++++ DATA SHOWN ++++

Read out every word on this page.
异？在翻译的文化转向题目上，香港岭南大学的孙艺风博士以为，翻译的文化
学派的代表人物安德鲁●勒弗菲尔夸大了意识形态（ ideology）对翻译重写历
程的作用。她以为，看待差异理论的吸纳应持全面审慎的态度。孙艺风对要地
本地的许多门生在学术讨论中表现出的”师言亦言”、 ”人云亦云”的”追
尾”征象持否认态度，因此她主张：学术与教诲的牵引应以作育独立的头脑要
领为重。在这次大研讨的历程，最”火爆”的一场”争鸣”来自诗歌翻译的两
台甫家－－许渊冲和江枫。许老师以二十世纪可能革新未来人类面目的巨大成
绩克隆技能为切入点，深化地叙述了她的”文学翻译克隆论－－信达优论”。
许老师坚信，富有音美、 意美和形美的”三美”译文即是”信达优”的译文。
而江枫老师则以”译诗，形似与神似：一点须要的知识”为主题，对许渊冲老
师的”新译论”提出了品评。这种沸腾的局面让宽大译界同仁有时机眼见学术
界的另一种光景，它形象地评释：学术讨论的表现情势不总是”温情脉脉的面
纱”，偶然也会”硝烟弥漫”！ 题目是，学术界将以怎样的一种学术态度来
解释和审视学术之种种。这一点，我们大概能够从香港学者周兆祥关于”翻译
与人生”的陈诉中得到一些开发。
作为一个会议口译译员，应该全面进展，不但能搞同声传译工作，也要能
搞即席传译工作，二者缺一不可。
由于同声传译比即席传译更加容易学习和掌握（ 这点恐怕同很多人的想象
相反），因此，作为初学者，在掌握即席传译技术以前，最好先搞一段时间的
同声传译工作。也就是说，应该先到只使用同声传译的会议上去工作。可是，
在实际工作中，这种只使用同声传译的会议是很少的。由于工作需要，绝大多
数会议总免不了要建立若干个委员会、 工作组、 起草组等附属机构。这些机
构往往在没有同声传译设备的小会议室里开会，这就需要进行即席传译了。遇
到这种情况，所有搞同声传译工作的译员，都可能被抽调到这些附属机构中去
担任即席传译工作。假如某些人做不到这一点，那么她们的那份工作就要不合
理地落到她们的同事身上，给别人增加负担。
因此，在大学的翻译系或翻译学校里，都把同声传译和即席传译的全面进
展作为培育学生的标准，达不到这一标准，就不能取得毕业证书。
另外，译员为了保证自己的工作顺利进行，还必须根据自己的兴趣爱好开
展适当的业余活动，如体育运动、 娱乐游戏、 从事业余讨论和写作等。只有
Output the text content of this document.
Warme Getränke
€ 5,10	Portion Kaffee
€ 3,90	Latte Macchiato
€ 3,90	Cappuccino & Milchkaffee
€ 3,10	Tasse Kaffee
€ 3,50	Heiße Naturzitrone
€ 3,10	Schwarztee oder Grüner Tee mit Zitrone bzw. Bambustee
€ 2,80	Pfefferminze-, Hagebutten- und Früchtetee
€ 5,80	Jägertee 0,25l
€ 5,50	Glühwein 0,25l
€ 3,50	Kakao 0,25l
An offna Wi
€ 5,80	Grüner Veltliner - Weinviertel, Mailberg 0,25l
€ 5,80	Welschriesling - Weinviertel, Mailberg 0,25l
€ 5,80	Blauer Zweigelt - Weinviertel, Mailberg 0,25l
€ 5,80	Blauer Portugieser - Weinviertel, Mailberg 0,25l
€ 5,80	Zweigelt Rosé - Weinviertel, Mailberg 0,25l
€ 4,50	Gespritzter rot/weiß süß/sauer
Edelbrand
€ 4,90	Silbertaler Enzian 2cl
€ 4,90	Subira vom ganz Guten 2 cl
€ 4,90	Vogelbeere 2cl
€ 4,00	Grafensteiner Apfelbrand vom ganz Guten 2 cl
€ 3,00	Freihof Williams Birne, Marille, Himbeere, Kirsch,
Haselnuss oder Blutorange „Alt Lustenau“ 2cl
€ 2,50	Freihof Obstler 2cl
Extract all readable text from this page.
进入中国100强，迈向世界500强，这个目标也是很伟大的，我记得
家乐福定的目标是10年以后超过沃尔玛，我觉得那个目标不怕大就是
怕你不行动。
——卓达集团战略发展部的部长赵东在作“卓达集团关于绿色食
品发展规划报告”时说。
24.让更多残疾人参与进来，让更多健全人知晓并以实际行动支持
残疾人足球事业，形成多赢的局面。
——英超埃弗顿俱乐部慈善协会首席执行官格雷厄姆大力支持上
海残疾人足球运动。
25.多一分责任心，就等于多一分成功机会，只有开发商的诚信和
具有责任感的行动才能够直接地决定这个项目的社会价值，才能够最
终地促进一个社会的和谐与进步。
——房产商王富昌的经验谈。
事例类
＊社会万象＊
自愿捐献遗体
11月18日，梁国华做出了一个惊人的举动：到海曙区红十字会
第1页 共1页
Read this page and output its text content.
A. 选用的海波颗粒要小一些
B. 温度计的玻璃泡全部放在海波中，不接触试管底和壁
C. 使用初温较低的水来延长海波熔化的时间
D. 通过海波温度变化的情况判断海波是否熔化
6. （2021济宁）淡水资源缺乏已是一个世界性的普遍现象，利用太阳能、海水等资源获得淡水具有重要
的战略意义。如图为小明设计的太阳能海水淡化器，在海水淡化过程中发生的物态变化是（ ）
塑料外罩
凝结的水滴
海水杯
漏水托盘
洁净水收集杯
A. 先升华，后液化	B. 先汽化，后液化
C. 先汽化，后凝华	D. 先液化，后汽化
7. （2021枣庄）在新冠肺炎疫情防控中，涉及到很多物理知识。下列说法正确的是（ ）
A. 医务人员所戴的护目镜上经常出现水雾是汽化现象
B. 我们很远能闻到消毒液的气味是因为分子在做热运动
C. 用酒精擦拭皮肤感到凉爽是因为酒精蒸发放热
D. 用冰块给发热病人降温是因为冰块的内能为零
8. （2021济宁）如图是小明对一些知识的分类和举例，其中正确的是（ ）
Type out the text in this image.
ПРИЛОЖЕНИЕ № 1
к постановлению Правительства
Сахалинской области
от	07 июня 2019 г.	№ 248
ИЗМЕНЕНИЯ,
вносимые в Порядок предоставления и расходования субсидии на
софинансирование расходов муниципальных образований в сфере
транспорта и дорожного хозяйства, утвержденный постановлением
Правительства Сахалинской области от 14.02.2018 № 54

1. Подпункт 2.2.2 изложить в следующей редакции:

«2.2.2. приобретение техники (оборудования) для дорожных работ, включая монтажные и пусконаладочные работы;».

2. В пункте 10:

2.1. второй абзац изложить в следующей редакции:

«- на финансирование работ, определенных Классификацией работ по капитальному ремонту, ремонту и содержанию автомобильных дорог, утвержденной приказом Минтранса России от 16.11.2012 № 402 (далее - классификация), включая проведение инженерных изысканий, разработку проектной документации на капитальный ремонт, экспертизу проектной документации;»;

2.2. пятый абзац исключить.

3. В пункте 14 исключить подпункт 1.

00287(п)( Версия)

++++

*SET PROBLEM*. Check each line of the records for the word "абзац", and show the lines that contain it.

*SOLUTION FOR THIS PROBLEM*.
2.1. второй абзац изложить в следующей редакции:
2.2. пятый абзац исключить.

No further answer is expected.